• _TASK OBJECTIVE_
Copy each record exactly as it reads, leaving out any pictures it holds.

• _DATA SUPPLIED_
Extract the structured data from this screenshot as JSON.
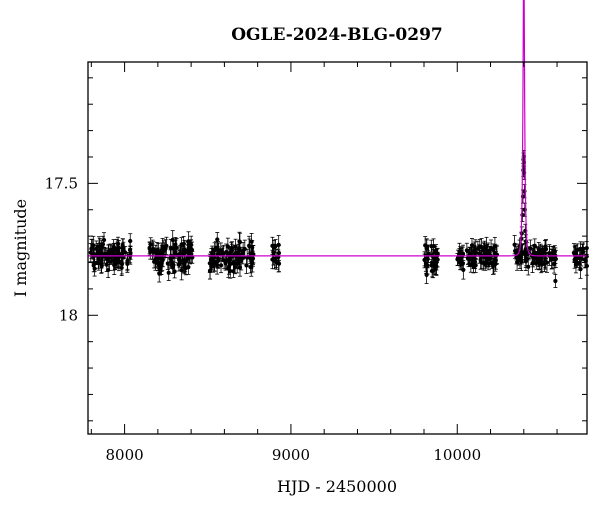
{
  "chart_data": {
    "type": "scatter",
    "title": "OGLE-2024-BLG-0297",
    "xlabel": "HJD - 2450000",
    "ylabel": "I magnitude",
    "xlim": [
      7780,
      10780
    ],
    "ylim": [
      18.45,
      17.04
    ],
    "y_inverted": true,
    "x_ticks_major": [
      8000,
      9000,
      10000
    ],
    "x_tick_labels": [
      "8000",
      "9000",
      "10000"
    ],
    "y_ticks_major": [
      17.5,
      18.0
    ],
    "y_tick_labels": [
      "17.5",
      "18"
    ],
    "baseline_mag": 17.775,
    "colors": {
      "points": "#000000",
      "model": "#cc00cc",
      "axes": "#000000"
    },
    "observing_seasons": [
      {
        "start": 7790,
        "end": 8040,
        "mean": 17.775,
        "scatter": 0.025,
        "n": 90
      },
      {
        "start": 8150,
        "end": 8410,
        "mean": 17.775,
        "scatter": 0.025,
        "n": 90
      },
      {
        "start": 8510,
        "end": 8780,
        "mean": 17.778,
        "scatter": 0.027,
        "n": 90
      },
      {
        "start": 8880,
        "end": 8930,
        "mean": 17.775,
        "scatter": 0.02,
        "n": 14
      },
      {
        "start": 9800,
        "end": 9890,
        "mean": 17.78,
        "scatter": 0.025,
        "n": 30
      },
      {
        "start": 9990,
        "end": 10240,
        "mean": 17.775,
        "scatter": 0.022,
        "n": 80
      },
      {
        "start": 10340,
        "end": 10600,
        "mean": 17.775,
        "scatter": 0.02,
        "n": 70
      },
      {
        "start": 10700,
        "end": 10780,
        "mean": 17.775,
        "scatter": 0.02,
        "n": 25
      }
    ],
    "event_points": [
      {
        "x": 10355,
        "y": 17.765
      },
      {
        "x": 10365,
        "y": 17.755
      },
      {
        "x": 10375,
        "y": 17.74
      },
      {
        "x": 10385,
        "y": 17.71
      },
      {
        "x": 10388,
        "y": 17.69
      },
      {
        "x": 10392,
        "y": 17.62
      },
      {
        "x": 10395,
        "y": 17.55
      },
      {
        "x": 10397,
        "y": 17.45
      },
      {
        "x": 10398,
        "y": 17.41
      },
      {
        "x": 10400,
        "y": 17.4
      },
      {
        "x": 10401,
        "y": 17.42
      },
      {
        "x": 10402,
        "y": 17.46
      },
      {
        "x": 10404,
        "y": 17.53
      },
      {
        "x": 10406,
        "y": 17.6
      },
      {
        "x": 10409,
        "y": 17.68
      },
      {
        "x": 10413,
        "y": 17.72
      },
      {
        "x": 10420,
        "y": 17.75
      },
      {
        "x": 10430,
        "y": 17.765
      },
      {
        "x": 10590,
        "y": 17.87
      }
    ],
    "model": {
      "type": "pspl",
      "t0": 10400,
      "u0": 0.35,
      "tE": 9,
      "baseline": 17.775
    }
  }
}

• _THE SOLUTION_
Extract the structured data from this screenshot as JSON.
{
  "chart_data": {
    "type": "scatter",
    "title": "OGLE-2024-BLG-0297",
    "xlabel": "HJD - 2450000",
    "ylabel": "I magnitude",
    "xlim": [
      7780,
      10780
    ],
    "ylim": [
      18.45,
      17.04
    ],
    "y_inverted": true,
    "x_ticks_major": [
      8000,
      9000,
      10000
    ],
    "x_tick_labels": [
      "8000",
      "9000",
      "10000"
    ],
    "y_ticks_major": [
      17.5,
      18.0
    ],
    "y_tick_labels": [
      "17.5",
      "18"
    ],
    "baseline_mag": 17.775,
    "colors": {
      "points": "#000000",
      "model": "#cc00cc",
      "axes": "#000000"
    },
    "observing_seasons": [
      {
        "start": 7790,
        "end": 8040,
        "mean": 17.775,
        "scatter": 0.025,
        "n": 90
      },
      {
        "start": 8150,
        "end": 8410,
        "mean": 17.775,
        "scatter": 0.025,
        "n": 90
      },
      {
        "start": 8510,
        "end": 8780,
        "mean": 17.778,
        "scatter": 0.027,
        "n": 90
      },
      {
        "start": 8880,
        "end": 8930,
        "mean": 17.775,
        "scatter": 0.02,
        "n": 14
      },
      {
        "start": 9800,
        "end": 9890,
        "mean": 17.78,
        "scatter": 0.025,
        "n": 30
      },
      {
        "start": 9990,
        "end": 10240,
        "mean": 17.775,
        "scatter": 0.022,
        "n": 80
      },
      {
        "start": 10340,
        "end": 10600,
        "mean": 17.775,
        "scatter": 0.02,
        "n": 70
      },
      {
        "start": 10700,
        "end": 10780,
        "mean": 17.775,
        "scatter": 0.02,
        "n": 25
      }
    ],
    "event_points": [
      {
        "x": 10355,
        "y": 17.765
      },
      {
        "x": 10365,
        "y": 17.755
      },
      {
        "x": 10375,
        "y": 17.74
      },
      {
        "x": 10385,
        "y": 17.71
      },
      {
        "x": 10388,
        "y": 17.69
      },
      {
        "x": 10392,
        "y": 17.62
      },
      {
        "x": 10395,
        "y": 17.55
      },
      {
        "x": 10397,
        "y": 17.45
      },
      {
        "x": 10398,
        "y": 17.41
      },
      {
        "x": 10400,
        "y": 17.4
      },
      {
        "x": 10401,
        "y": 17.42
      },
      {
        "x": 10402,
        "y": 17.46
      },
      {
        "x": 10404,
        "y": 17.53
      },
      {
        "x": 10406,
        "y": 17.6
      },
      {
        "x": 10409,
        "y": 17.68
      },
      {
        "x": 10413,
        "y": 17.72
      },
      {
        "x": 10420,
        "y": 17.75
      },
      {
        "x": 10430,
        "y": 17.765
      },
      {
        "x": 10590,
        "y": 17.87
      }
    ],
    "model": {
      "type": "pspl",
      "t0": 10400,
      "u0": 0.35,
      "tE": 9,
      "baseline": 17.775
    }
  }
}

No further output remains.